▶ [Written problem] Leave out the pictures and repeat everything else in the records exactly.
>> begin Task inputs
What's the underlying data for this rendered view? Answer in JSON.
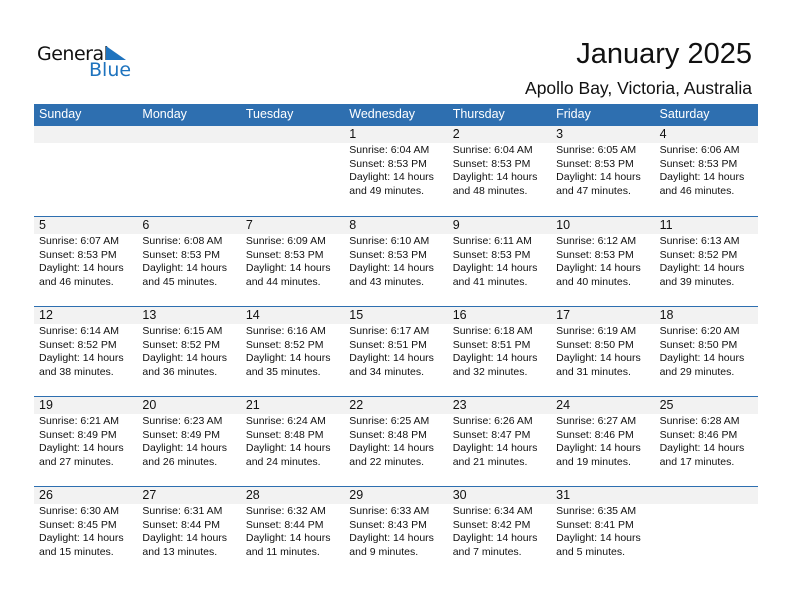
{
  "logo": {
    "line1": "General",
    "line2": "Blue",
    "accent": "#1e73be"
  },
  "title": "January 2025",
  "location": "Apollo Bay, Victoria, Australia",
  "colors": {
    "header": "#2e6fb0",
    "daterow": "#f2f2f2"
  },
  "weekdays": [
    "Sunday",
    "Monday",
    "Tuesday",
    "Wednesday",
    "Thursday",
    "Friday",
    "Saturday"
  ],
  "weeks": [
    [
      null,
      null,
      null,
      {
        "day": "1",
        "sunrise": "Sunrise: 6:04 AM",
        "sunset": "Sunset: 8:53 PM",
        "daylight1": "Daylight: 14 hours",
        "daylight2": "and 49 minutes."
      },
      {
        "day": "2",
        "sunrise": "Sunrise: 6:04 AM",
        "sunset": "Sunset: 8:53 PM",
        "daylight1": "Daylight: 14 hours",
        "daylight2": "and 48 minutes."
      },
      {
        "day": "3",
        "sunrise": "Sunrise: 6:05 AM",
        "sunset": "Sunset: 8:53 PM",
        "daylight1": "Daylight: 14 hours",
        "daylight2": "and 47 minutes."
      },
      {
        "day": "4",
        "sunrise": "Sunrise: 6:06 AM",
        "sunset": "Sunset: 8:53 PM",
        "daylight1": "Daylight: 14 hours",
        "daylight2": "and 46 minutes."
      }
    ],
    [
      {
        "day": "5",
        "sunrise": "Sunrise: 6:07 AM",
        "sunset": "Sunset: 8:53 PM",
        "daylight1": "Daylight: 14 hours",
        "daylight2": "and 46 minutes."
      },
      {
        "day": "6",
        "sunrise": "Sunrise: 6:08 AM",
        "sunset": "Sunset: 8:53 PM",
        "daylight1": "Daylight: 14 hours",
        "daylight2": "and 45 minutes."
      },
      {
        "day": "7",
        "sunrise": "Sunrise: 6:09 AM",
        "sunset": "Sunset: 8:53 PM",
        "daylight1": "Daylight: 14 hours",
        "daylight2": "and 44 minutes."
      },
      {
        "day": "8",
        "sunrise": "Sunrise: 6:10 AM",
        "sunset": "Sunset: 8:53 PM",
        "daylight1": "Daylight: 14 hours",
        "daylight2": "and 43 minutes."
      },
      {
        "day": "9",
        "sunrise": "Sunrise: 6:11 AM",
        "sunset": "Sunset: 8:53 PM",
        "daylight1": "Daylight: 14 hours",
        "daylight2": "and 41 minutes."
      },
      {
        "day": "10",
        "sunrise": "Sunrise: 6:12 AM",
        "sunset": "Sunset: 8:53 PM",
        "daylight1": "Daylight: 14 hours",
        "daylight2": "and 40 minutes."
      },
      {
        "day": "11",
        "sunrise": "Sunrise: 6:13 AM",
        "sunset": "Sunset: 8:52 PM",
        "daylight1": "Daylight: 14 hours",
        "daylight2": "and 39 minutes."
      }
    ],
    [
      {
        "day": "12",
        "sunrise": "Sunrise: 6:14 AM",
        "sunset": "Sunset: 8:52 PM",
        "daylight1": "Daylight: 14 hours",
        "daylight2": "and 38 minutes."
      },
      {
        "day": "13",
        "sunrise": "Sunrise: 6:15 AM",
        "sunset": "Sunset: 8:52 PM",
        "daylight1": "Daylight: 14 hours",
        "daylight2": "and 36 minutes."
      },
      {
        "day": "14",
        "sunrise": "Sunrise: 6:16 AM",
        "sunset": "Sunset: 8:52 PM",
        "daylight1": "Daylight: 14 hours",
        "daylight2": "and 35 minutes."
      },
      {
        "day": "15",
        "sunrise": "Sunrise: 6:17 AM",
        "sunset": "Sunset: 8:51 PM",
        "daylight1": "Daylight: 14 hours",
        "daylight2": "and 34 minutes."
      },
      {
        "day": "16",
        "sunrise": "Sunrise: 6:18 AM",
        "sunset": "Sunset: 8:51 PM",
        "daylight1": "Daylight: 14 hours",
        "daylight2": "and 32 minutes."
      },
      {
        "day": "17",
        "sunrise": "Sunrise: 6:19 AM",
        "sunset": "Sunset: 8:50 PM",
        "daylight1": "Daylight: 14 hours",
        "daylight2": "and 31 minutes."
      },
      {
        "day": "18",
        "sunrise": "Sunrise: 6:20 AM",
        "sunset": "Sunset: 8:50 PM",
        "daylight1": "Daylight: 14 hours",
        "daylight2": "and 29 minutes."
      }
    ],
    [
      {
        "day": "19",
        "sunrise": "Sunrise: 6:21 AM",
        "sunset": "Sunset: 8:49 PM",
        "daylight1": "Daylight: 14 hours",
        "daylight2": "and 27 minutes."
      },
      {
        "day": "20",
        "sunrise": "Sunrise: 6:23 AM",
        "sunset": "Sunset: 8:49 PM",
        "daylight1": "Daylight: 14 hours",
        "daylight2": "and 26 minutes."
      },
      {
        "day": "21",
        "sunrise": "Sunrise: 6:24 AM",
        "sunset": "Sunset: 8:48 PM",
        "daylight1": "Daylight: 14 hours",
        "daylight2": "and 24 minutes."
      },
      {
        "day": "22",
        "sunrise": "Sunrise: 6:25 AM",
        "sunset": "Sunset: 8:48 PM",
        "daylight1": "Daylight: 14 hours",
        "daylight2": "and 22 minutes."
      },
      {
        "day": "23",
        "sunrise": "Sunrise: 6:26 AM",
        "sunset": "Sunset: 8:47 PM",
        "daylight1": "Daylight: 14 hours",
        "daylight2": "and 21 minutes."
      },
      {
        "day": "24",
        "sunrise": "Sunrise: 6:27 AM",
        "sunset": "Sunset: 8:46 PM",
        "daylight1": "Daylight: 14 hours",
        "daylight2": "and 19 minutes."
      },
      {
        "day": "25",
        "sunrise": "Sunrise: 6:28 AM",
        "sunset": "Sunset: 8:46 PM",
        "daylight1": "Daylight: 14 hours",
        "daylight2": "and 17 minutes."
      }
    ],
    [
      {
        "day": "26",
        "sunrise": "Sunrise: 6:30 AM",
        "sunset": "Sunset: 8:45 PM",
        "daylight1": "Daylight: 14 hours",
        "daylight2": "and 15 minutes."
      },
      {
        "day": "27",
        "sunrise": "Sunrise: 6:31 AM",
        "sunset": "Sunset: 8:44 PM",
        "daylight1": "Daylight: 14 hours",
        "daylight2": "and 13 minutes."
      },
      {
        "day": "28",
        "sunrise": "Sunrise: 6:32 AM",
        "sunset": "Sunset: 8:44 PM",
        "daylight1": "Daylight: 14 hours",
        "daylight2": "and 11 minutes."
      },
      {
        "day": "29",
        "sunrise": "Sunrise: 6:33 AM",
        "sunset": "Sunset: 8:43 PM",
        "daylight1": "Daylight: 14 hours",
        "daylight2": "and 9 minutes."
      },
      {
        "day": "30",
        "sunrise": "Sunrise: 6:34 AM",
        "sunset": "Sunset: 8:42 PM",
        "daylight1": "Daylight: 14 hours",
        "daylight2": "and 7 minutes."
      },
      {
        "day": "31",
        "sunrise": "Sunrise: 6:35 AM",
        "sunset": "Sunset: 8:41 PM",
        "daylight1": "Daylight: 14 hours",
        "daylight2": "and 5 minutes."
      },
      null
    ]
  ]
}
>> end Task inputs
▶ [Reply to the task]
What's the underlying data for this rendered view? Answer in JSON.
{
  "logo": {
    "line1": "General",
    "line2": "Blue",
    "accent": "#1e73be"
  },
  "title": "January 2025",
  "location": "Apollo Bay, Victoria, Australia",
  "colors": {
    "header": "#2e6fb0",
    "daterow": "#f2f2f2"
  },
  "weekdays": [
    "Sunday",
    "Monday",
    "Tuesday",
    "Wednesday",
    "Thursday",
    "Friday",
    "Saturday"
  ],
  "weeks": [
    [
      null,
      null,
      null,
      {
        "day": "1",
        "sunrise": "Sunrise: 6:04 AM",
        "sunset": "Sunset: 8:53 PM",
        "daylight1": "Daylight: 14 hours",
        "daylight2": "and 49 minutes."
      },
      {
        "day": "2",
        "sunrise": "Sunrise: 6:04 AM",
        "sunset": "Sunset: 8:53 PM",
        "daylight1": "Daylight: 14 hours",
        "daylight2": "and 48 minutes."
      },
      {
        "day": "3",
        "sunrise": "Sunrise: 6:05 AM",
        "sunset": "Sunset: 8:53 PM",
        "daylight1": "Daylight: 14 hours",
        "daylight2": "and 47 minutes."
      },
      {
        "day": "4",
        "sunrise": "Sunrise: 6:06 AM",
        "sunset": "Sunset: 8:53 PM",
        "daylight1": "Daylight: 14 hours",
        "daylight2": "and 46 minutes."
      }
    ],
    [
      {
        "day": "5",
        "sunrise": "Sunrise: 6:07 AM",
        "sunset": "Sunset: 8:53 PM",
        "daylight1": "Daylight: 14 hours",
        "daylight2": "and 46 minutes."
      },
      {
        "day": "6",
        "sunrise": "Sunrise: 6:08 AM",
        "sunset": "Sunset: 8:53 PM",
        "daylight1": "Daylight: 14 hours",
        "daylight2": "and 45 minutes."
      },
      {
        "day": "7",
        "sunrise": "Sunrise: 6:09 AM",
        "sunset": "Sunset: 8:53 PM",
        "daylight1": "Daylight: 14 hours",
        "daylight2": "and 44 minutes."
      },
      {
        "day": "8",
        "sunrise": "Sunrise: 6:10 AM",
        "sunset": "Sunset: 8:53 PM",
        "daylight1": "Daylight: 14 hours",
        "daylight2": "and 43 minutes."
      },
      {
        "day": "9",
        "sunrise": "Sunrise: 6:11 AM",
        "sunset": "Sunset: 8:53 PM",
        "daylight1": "Daylight: 14 hours",
        "daylight2": "and 41 minutes."
      },
      {
        "day": "10",
        "sunrise": "Sunrise: 6:12 AM",
        "sunset": "Sunset: 8:53 PM",
        "daylight1": "Daylight: 14 hours",
        "daylight2": "and 40 minutes."
      },
      {
        "day": "11",
        "sunrise": "Sunrise: 6:13 AM",
        "sunset": "Sunset: 8:52 PM",
        "daylight1": "Daylight: 14 hours",
        "daylight2": "and 39 minutes."
      }
    ],
    [
      {
        "day": "12",
        "sunrise": "Sunrise: 6:14 AM",
        "sunset": "Sunset: 8:52 PM",
        "daylight1": "Daylight: 14 hours",
        "daylight2": "and 38 minutes."
      },
      {
        "day": "13",
        "sunrise": "Sunrise: 6:15 AM",
        "sunset": "Sunset: 8:52 PM",
        "daylight1": "Daylight: 14 hours",
        "daylight2": "and 36 minutes."
      },
      {
        "day": "14",
        "sunrise": "Sunrise: 6:16 AM",
        "sunset": "Sunset: 8:52 PM",
        "daylight1": "Daylight: 14 hours",
        "daylight2": "and 35 minutes."
      },
      {
        "day": "15",
        "sunrise": "Sunrise: 6:17 AM",
        "sunset": "Sunset: 8:51 PM",
        "daylight1": "Daylight: 14 hours",
        "daylight2": "and 34 minutes."
      },
      {
        "day": "16",
        "sunrise": "Sunrise: 6:18 AM",
        "sunset": "Sunset: 8:51 PM",
        "daylight1": "Daylight: 14 hours",
        "daylight2": "and 32 minutes."
      },
      {
        "day": "17",
        "sunrise": "Sunrise: 6:19 AM",
        "sunset": "Sunset: 8:50 PM",
        "daylight1": "Daylight: 14 hours",
        "daylight2": "and 31 minutes."
      },
      {
        "day": "18",
        "sunrise": "Sunrise: 6:20 AM",
        "sunset": "Sunset: 8:50 PM",
        "daylight1": "Daylight: 14 hours",
        "daylight2": "and 29 minutes."
      }
    ],
    [
      {
        "day": "19",
        "sunrise": "Sunrise: 6:21 AM",
        "sunset": "Sunset: 8:49 PM",
        "daylight1": "Daylight: 14 hours",
        "daylight2": "and 27 minutes."
      },
      {
        "day": "20",
        "sunrise": "Sunrise: 6:23 AM",
        "sunset": "Sunset: 8:49 PM",
        "daylight1": "Daylight: 14 hours",
        "daylight2": "and 26 minutes."
      },
      {
        "day": "21",
        "sunrise": "Sunrise: 6:24 AM",
        "sunset": "Sunset: 8:48 PM",
        "daylight1": "Daylight: 14 hours",
        "daylight2": "and 24 minutes."
      },
      {
        "day": "22",
        "sunrise": "Sunrise: 6:25 AM",
        "sunset": "Sunset: 8:48 PM",
        "daylight1": "Daylight: 14 hours",
        "daylight2": "and 22 minutes."
      },
      {
        "day": "23",
        "sunrise": "Sunrise: 6:26 AM",
        "sunset": "Sunset: 8:47 PM",
        "daylight1": "Daylight: 14 hours",
        "daylight2": "and 21 minutes."
      },
      {
        "day": "24",
        "sunrise": "Sunrise: 6:27 AM",
        "sunset": "Sunset: 8:46 PM",
        "daylight1": "Daylight: 14 hours",
        "daylight2": "and 19 minutes."
      },
      {
        "day": "25",
        "sunrise": "Sunrise: 6:28 AM",
        "sunset": "Sunset: 8:46 PM",
        "daylight1": "Daylight: 14 hours",
        "daylight2": "and 17 minutes."
      }
    ],
    [
      {
        "day": "26",
        "sunrise": "Sunrise: 6:30 AM",
        "sunset": "Sunset: 8:45 PM",
        "daylight1": "Daylight: 14 hours",
        "daylight2": "and 15 minutes."
      },
      {
        "day": "27",
        "sunrise": "Sunrise: 6:31 AM",
        "sunset": "Sunset: 8:44 PM",
        "daylight1": "Daylight: 14 hours",
        "daylight2": "and 13 minutes."
      },
      {
        "day": "28",
        "sunrise": "Sunrise: 6:32 AM",
        "sunset": "Sunset: 8:44 PM",
        "daylight1": "Daylight: 14 hours",
        "daylight2": "and 11 minutes."
      },
      {
        "day": "29",
        "sunrise": "Sunrise: 6:33 AM",
        "sunset": "Sunset: 8:43 PM",
        "daylight1": "Daylight: 14 hours",
        "daylight2": "and 9 minutes."
      },
      {
        "day": "30",
        "sunrise": "Sunrise: 6:34 AM",
        "sunset": "Sunset: 8:42 PM",
        "daylight1": "Daylight: 14 hours",
        "daylight2": "and 7 minutes."
      },
      {
        "day": "31",
        "sunrise": "Sunrise: 6:35 AM",
        "sunset": "Sunset: 8:41 PM",
        "daylight1": "Daylight: 14 hours",
        "daylight2": "and 5 minutes."
      },
      null
    ]
  ]
}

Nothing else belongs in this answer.